→ Exercise brief:
Every record should be written out exactly, with the pictures left out.
########################################
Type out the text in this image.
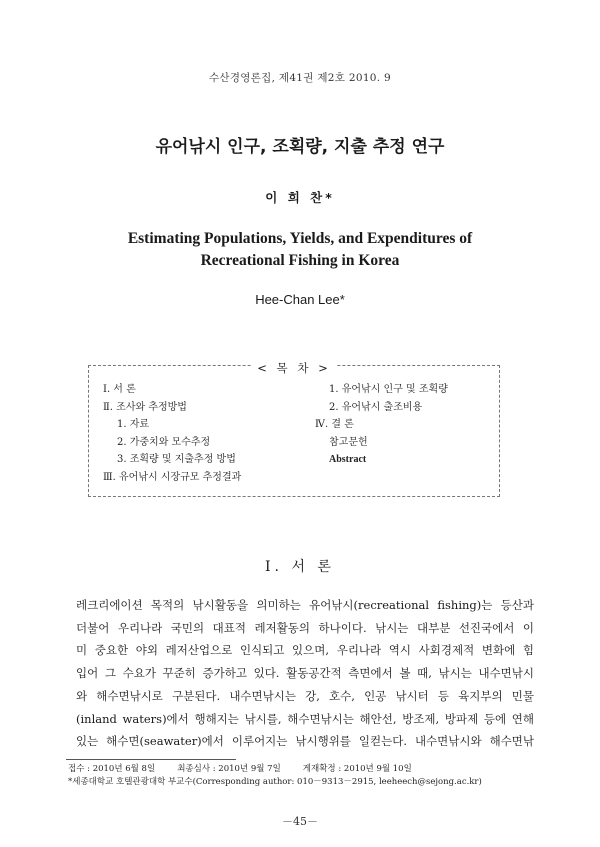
수산경영론집, 제41권 제2호 2010. 9
유어낚시 인구, 조획량, 지출 추정 연구
이 희 찬*
Estimating Populations, Yields, and Expenditures of
Recreational Fishing in Korea
Hee-Chan Lee*
< 목 차 >
Ⅰ. 서 론
Ⅱ. 조사와 추정방법
1. 자료
2. 가중치와 모수추정
3. 조획량 및 지출추정 방법
Ⅲ. 유어낚시 시장규모 추정결과
1. 유어낚시 인구 및 조획량
2. 유어낚시 출조비용
Ⅳ. 결 론
참고문헌
Abstract
Ⅰ. 서 론
레크리에이션 목적의 낚시활동을 의미하는 유어낚시(recreational fishing)는 등산과
더불어 우리나라 국민의 대표적 레저활동의 하나이다. 낚시는 대부분 선진국에서 이
미 중요한 야외 레저산업으로 인식되고 있으며, 우리나라 역시 사회경제적 변화에 힘
입어 그 수요가 꾸준히 증가하고 있다. 활동공간적 측면에서 볼 때, 낚시는 내수면낚시
와 해수면낚시로 구분된다. 내수면낚시는 강, 호수, 인공 낚시터 등 육지부의 민물
(inland waters)에서 행해지는 낚시를, 해수면낚시는 해안선, 방조제, 방파제 등에 연해
있는 해수면(seawater)에서 이루어지는 낚시행위를 일컫는다. 내수면낚시와 해수면낚
접수 : 2010년 6월 8일	최종심사 : 2010년 9월 7일	게재확정 : 2010년 9월 10일
*세종대학교 호텔관광대학 부교수(Corresponding author: 010－9313－2915, leeheech@sejong.ac.kr)
－45－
########################################
→ Exercise answer:
Type out the text in this image.
수산경영론집, 제41권 제2호 2010. 9
유어낚시 인구, 조획량, 지출 추정 연구
이 희 찬*
Estimating Populations, Yields, and Expenditures of
Recreational Fishing in Korea
Hee-Chan Lee*
< 목 차 >
Ⅰ. 서 론
Ⅱ. 조사와 추정방법
1. 자료
2. 가중치와 모수추정
3. 조획량 및 지출추정 방법
Ⅲ. 유어낚시 시장규모 추정결과
1. 유어낚시 인구 및 조획량
2. 유어낚시 출조비용
Ⅳ. 결 론
참고문헌
Abstract
Ⅰ. 서 론
레크리에이션 목적의 낚시활동을 의미하는 유어낚시(recreational fishing)는 등산과
더불어 우리나라 국민의 대표적 레저활동의 하나이다. 낚시는 대부분 선진국에서 이
미 중요한 야외 레저산업으로 인식되고 있으며, 우리나라 역시 사회경제적 변화에 힘
입어 그 수요가 꾸준히 증가하고 있다. 활동공간적 측면에서 볼 때, 낚시는 내수면낚시
와 해수면낚시로 구분된다. 내수면낚시는 강, 호수, 인공 낚시터 등 육지부의 민물
(inland waters)에서 행해지는 낚시를, 해수면낚시는 해안선, 방조제, 방파제 등에 연해
있는 해수면(seawater)에서 이루어지는 낚시행위를 일컫는다. 내수면낚시와 해수면낚
접수 : 2010년 6월 8일	최종심사 : 2010년 9월 7일	게재확정 : 2010년 9월 10일
*세종대학교 호텔관광대학 부교수(Corresponding author: 010－9313－2915, leeheech@sejong.ac.kr)
－45－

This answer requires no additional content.